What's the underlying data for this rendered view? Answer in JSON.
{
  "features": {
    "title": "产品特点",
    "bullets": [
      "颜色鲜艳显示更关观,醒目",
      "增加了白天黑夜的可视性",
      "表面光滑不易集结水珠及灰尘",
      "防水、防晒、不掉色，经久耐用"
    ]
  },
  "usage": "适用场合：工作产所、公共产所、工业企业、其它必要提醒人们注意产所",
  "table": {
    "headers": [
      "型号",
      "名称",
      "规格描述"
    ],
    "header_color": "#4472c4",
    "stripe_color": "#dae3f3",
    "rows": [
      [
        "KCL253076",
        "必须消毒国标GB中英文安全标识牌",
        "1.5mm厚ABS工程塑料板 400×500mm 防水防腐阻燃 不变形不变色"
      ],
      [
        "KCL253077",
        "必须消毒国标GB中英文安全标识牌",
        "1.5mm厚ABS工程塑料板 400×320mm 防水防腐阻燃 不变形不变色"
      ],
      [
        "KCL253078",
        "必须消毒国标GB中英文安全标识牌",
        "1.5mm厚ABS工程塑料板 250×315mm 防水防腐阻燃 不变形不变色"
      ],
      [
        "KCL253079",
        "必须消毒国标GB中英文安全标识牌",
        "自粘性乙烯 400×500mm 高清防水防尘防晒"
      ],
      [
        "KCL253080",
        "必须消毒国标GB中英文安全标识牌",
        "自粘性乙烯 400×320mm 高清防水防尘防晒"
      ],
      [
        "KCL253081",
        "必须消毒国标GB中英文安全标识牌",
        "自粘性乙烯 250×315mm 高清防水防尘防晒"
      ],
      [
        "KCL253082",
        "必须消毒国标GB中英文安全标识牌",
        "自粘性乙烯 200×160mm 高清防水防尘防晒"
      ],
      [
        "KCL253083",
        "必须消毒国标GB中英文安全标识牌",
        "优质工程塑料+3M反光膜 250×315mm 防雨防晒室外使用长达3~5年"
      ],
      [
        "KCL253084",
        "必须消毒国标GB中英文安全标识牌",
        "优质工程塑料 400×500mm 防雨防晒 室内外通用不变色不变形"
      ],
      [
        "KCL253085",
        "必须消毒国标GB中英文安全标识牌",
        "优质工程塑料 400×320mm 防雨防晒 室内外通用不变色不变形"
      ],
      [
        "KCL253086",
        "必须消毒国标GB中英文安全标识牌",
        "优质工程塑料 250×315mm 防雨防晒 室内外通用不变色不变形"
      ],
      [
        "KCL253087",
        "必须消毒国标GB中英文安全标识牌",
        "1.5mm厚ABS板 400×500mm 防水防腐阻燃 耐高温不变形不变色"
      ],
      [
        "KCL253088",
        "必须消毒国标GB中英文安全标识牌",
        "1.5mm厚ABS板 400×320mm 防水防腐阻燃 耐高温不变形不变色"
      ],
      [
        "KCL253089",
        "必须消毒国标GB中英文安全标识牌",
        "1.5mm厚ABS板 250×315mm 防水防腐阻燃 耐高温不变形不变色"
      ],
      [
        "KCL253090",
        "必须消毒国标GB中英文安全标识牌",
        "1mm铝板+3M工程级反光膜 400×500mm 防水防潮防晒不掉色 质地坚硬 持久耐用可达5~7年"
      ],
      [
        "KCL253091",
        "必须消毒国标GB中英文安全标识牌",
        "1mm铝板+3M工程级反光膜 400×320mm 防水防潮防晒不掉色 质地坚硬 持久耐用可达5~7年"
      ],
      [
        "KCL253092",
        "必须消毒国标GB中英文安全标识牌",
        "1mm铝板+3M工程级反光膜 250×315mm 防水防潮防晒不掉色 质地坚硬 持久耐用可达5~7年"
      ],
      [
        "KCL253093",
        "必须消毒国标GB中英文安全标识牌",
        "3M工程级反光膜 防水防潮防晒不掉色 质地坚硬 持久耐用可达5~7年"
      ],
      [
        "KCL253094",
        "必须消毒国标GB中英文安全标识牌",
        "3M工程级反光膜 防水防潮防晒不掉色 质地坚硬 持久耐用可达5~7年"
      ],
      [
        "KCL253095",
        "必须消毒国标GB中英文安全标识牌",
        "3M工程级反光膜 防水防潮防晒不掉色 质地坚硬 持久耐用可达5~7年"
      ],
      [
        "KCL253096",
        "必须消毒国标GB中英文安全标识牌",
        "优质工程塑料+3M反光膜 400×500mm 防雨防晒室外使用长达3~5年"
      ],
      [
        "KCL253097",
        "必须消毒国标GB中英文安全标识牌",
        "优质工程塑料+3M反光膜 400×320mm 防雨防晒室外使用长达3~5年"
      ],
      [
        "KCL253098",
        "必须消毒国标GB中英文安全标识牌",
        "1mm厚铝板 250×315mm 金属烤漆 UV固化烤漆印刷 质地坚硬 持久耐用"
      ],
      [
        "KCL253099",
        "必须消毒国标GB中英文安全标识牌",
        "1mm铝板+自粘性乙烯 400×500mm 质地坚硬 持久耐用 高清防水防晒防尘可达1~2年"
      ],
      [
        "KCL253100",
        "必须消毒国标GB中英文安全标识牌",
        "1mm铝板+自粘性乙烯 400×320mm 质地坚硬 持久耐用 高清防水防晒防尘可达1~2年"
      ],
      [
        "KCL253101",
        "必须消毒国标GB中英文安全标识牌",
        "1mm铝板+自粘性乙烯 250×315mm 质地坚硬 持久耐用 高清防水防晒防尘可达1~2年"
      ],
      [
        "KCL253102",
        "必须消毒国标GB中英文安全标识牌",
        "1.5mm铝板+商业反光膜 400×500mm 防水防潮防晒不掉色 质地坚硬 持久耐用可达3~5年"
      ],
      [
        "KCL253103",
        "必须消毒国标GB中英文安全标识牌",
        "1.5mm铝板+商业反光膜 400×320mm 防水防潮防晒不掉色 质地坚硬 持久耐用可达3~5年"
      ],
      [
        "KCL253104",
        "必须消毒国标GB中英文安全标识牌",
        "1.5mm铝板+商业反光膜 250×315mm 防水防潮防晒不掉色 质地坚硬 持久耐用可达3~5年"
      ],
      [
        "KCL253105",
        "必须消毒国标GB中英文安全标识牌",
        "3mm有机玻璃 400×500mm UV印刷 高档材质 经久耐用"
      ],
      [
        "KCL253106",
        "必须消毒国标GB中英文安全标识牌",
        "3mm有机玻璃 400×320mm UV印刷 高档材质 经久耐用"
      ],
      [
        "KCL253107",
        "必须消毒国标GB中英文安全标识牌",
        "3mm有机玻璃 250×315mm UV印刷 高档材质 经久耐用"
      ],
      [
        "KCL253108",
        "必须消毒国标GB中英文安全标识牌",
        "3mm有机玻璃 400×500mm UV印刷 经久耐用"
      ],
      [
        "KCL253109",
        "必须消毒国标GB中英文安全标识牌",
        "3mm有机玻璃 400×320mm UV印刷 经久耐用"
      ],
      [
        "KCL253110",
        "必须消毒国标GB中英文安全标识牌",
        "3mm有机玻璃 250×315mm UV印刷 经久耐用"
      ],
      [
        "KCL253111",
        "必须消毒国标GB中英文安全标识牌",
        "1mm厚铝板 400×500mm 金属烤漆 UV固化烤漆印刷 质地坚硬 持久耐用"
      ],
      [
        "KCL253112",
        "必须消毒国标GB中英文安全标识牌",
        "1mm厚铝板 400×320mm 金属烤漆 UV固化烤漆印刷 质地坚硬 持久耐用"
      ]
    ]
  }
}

*Written instruction*: Repeat the entries above exactly, leaving nothing out.

*Result for this task*:
What's the underlying data for this rendered view? Answer in JSON.
{
  "features": {
    "title": "产品特点",
    "bullets": [
      "颜色鲜艳显示更关观,醒目",
      "增加了白天黑夜的可视性",
      "表面光滑不易集结水珠及灰尘",
      "防水、防晒、不掉色，经久耐用"
    ]
  },
  "usage": "适用场合：工作产所、公共产所、工业企业、其它必要提醒人们注意产所",
  "table": {
    "headers": [
      "型号",
      "名称",
      "规格描述"
    ],
    "header_color": "#4472c4",
    "stripe_color": "#dae3f3",
    "rows": [
      [
        "KCL253076",
        "必须消毒国标GB中英文安全标识牌",
        "1.5mm厚ABS工程塑料板 400×500mm 防水防腐阻燃 不变形不变色"
      ],
      [
        "KCL253077",
        "必须消毒国标GB中英文安全标识牌",
        "1.5mm厚ABS工程塑料板 400×320mm 防水防腐阻燃 不变形不变色"
      ],
      [
        "KCL253078",
        "必须消毒国标GB中英文安全标识牌",
        "1.5mm厚ABS工程塑料板 250×315mm 防水防腐阻燃 不变形不变色"
      ],
      [
        "KCL253079",
        "必须消毒国标GB中英文安全标识牌",
        "自粘性乙烯 400×500mm 高清防水防尘防晒"
      ],
      [
        "KCL253080",
        "必须消毒国标GB中英文安全标识牌",
        "自粘性乙烯 400×320mm 高清防水防尘防晒"
      ],
      [
        "KCL253081",
        "必须消毒国标GB中英文安全标识牌",
        "自粘性乙烯 250×315mm 高清防水防尘防晒"
      ],
      [
        "KCL253082",
        "必须消毒国标GB中英文安全标识牌",
        "自粘性乙烯 200×160mm 高清防水防尘防晒"
      ],
      [
        "KCL253083",
        "必须消毒国标GB中英文安全标识牌",
        "优质工程塑料+3M反光膜 250×315mm 防雨防晒室外使用长达3~5年"
      ],
      [
        "KCL253084",
        "必须消毒国标GB中英文安全标识牌",
        "优质工程塑料 400×500mm 防雨防晒 室内外通用不变色不变形"
      ],
      [
        "KCL253085",
        "必须消毒国标GB中英文安全标识牌",
        "优质工程塑料 400×320mm 防雨防晒 室内外通用不变色不变形"
      ],
      [
        "KCL253086",
        "必须消毒国标GB中英文安全标识牌",
        "优质工程塑料 250×315mm 防雨防晒 室内外通用不变色不变形"
      ],
      [
        "KCL253087",
        "必须消毒国标GB中英文安全标识牌",
        "1.5mm厚ABS板 400×500mm 防水防腐阻燃 耐高温不变形不变色"
      ],
      [
        "KCL253088",
        "必须消毒国标GB中英文安全标识牌",
        "1.5mm厚ABS板 400×320mm 防水防腐阻燃 耐高温不变形不变色"
      ],
      [
        "KCL253089",
        "必须消毒国标GB中英文安全标识牌",
        "1.5mm厚ABS板 250×315mm 防水防腐阻燃 耐高温不变形不变色"
      ],
      [
        "KCL253090",
        "必须消毒国标GB中英文安全标识牌",
        "1mm铝板+3M工程级反光膜 400×500mm 防水防潮防晒不掉色 质地坚硬 持久耐用可达5~7年"
      ],
      [
        "KCL253091",
        "必须消毒国标GB中英文安全标识牌",
        "1mm铝板+3M工程级反光膜 400×320mm 防水防潮防晒不掉色 质地坚硬 持久耐用可达5~7年"
      ],
      [
        "KCL253092",
        "必须消毒国标GB中英文安全标识牌",
        "1mm铝板+3M工程级反光膜 250×315mm 防水防潮防晒不掉色 质地坚硬 持久耐用可达5~7年"
      ],
      [
        "KCL253093",
        "必须消毒国标GB中英文安全标识牌",
        "3M工程级反光膜 防水防潮防晒不掉色 质地坚硬 持久耐用可达5~7年"
      ],
      [
        "KCL253094",
        "必须消毒国标GB中英文安全标识牌",
        "3M工程级反光膜 防水防潮防晒不掉色 质地坚硬 持久耐用可达5~7年"
      ],
      [
        "KCL253095",
        "必须消毒国标GB中英文安全标识牌",
        "3M工程级反光膜 防水防潮防晒不掉色 质地坚硬 持久耐用可达5~7年"
      ],
      [
        "KCL253096",
        "必须消毒国标GB中英文安全标识牌",
        "优质工程塑料+3M反光膜 400×500mm 防雨防晒室外使用长达3~5年"
      ],
      [
        "KCL253097",
        "必须消毒国标GB中英文安全标识牌",
        "优质工程塑料+3M反光膜 400×320mm 防雨防晒室外使用长达3~5年"
      ],
      [
        "KCL253098",
        "必须消毒国标GB中英文安全标识牌",
        "1mm厚铝板 250×315mm 金属烤漆 UV固化烤漆印刷 质地坚硬 持久耐用"
      ],
      [
        "KCL253099",
        "必须消毒国标GB中英文安全标识牌",
        "1mm铝板+自粘性乙烯 400×500mm 质地坚硬 持久耐用 高清防水防晒防尘可达1~2年"
      ],
      [
        "KCL253100",
        "必须消毒国标GB中英文安全标识牌",
        "1mm铝板+自粘性乙烯 400×320mm 质地坚硬 持久耐用 高清防水防晒防尘可达1~2年"
      ],
      [
        "KCL253101",
        "必须消毒国标GB中英文安全标识牌",
        "1mm铝板+自粘性乙烯 250×315mm 质地坚硬 持久耐用 高清防水防晒防尘可达1~2年"
      ],
      [
        "KCL253102",
        "必须消毒国标GB中英文安全标识牌",
        "1.5mm铝板+商业反光膜 400×500mm 防水防潮防晒不掉色 质地坚硬 持久耐用可达3~5年"
      ],
      [
        "KCL253103",
        "必须消毒国标GB中英文安全标识牌",
        "1.5mm铝板+商业反光膜 400×320mm 防水防潮防晒不掉色 质地坚硬 持久耐用可达3~5年"
      ],
      [
        "KCL253104",
        "必须消毒国标GB中英文安全标识牌",
        "1.5mm铝板+商业反光膜 250×315mm 防水防潮防晒不掉色 质地坚硬 持久耐用可达3~5年"
      ],
      [
        "KCL253105",
        "必须消毒国标GB中英文安全标识牌",
        "3mm有机玻璃 400×500mm UV印刷 高档材质 经久耐用"
      ],
      [
        "KCL253106",
        "必须消毒国标GB中英文安全标识牌",
        "3mm有机玻璃 400×320mm UV印刷 高档材质 经久耐用"
      ],
      [
        "KCL253107",
        "必须消毒国标GB中英文安全标识牌",
        "3mm有机玻璃 250×315mm UV印刷 高档材质 经久耐用"
      ],
      [
        "KCL253108",
        "必须消毒国标GB中英文安全标识牌",
        "3mm有机玻璃 400×500mm UV印刷 经久耐用"
      ],
      [
        "KCL253109",
        "必须消毒国标GB中英文安全标识牌",
        "3mm有机玻璃 400×320mm UV印刷 经久耐用"
      ],
      [
        "KCL253110",
        "必须消毒国标GB中英文安全标识牌",
        "3mm有机玻璃 250×315mm UV印刷 经久耐用"
      ],
      [
        "KCL253111",
        "必须消毒国标GB中英文安全标识牌",
        "1mm厚铝板 400×500mm 金属烤漆 UV固化烤漆印刷 质地坚硬 持久耐用"
      ],
      [
        "KCL253112",
        "必须消毒国标GB中英文安全标识牌",
        "1mm厚铝板 400×320mm 金属烤漆 UV固化烤漆印刷 质地坚硬 持久耐用"
      ]
    ]
  }
}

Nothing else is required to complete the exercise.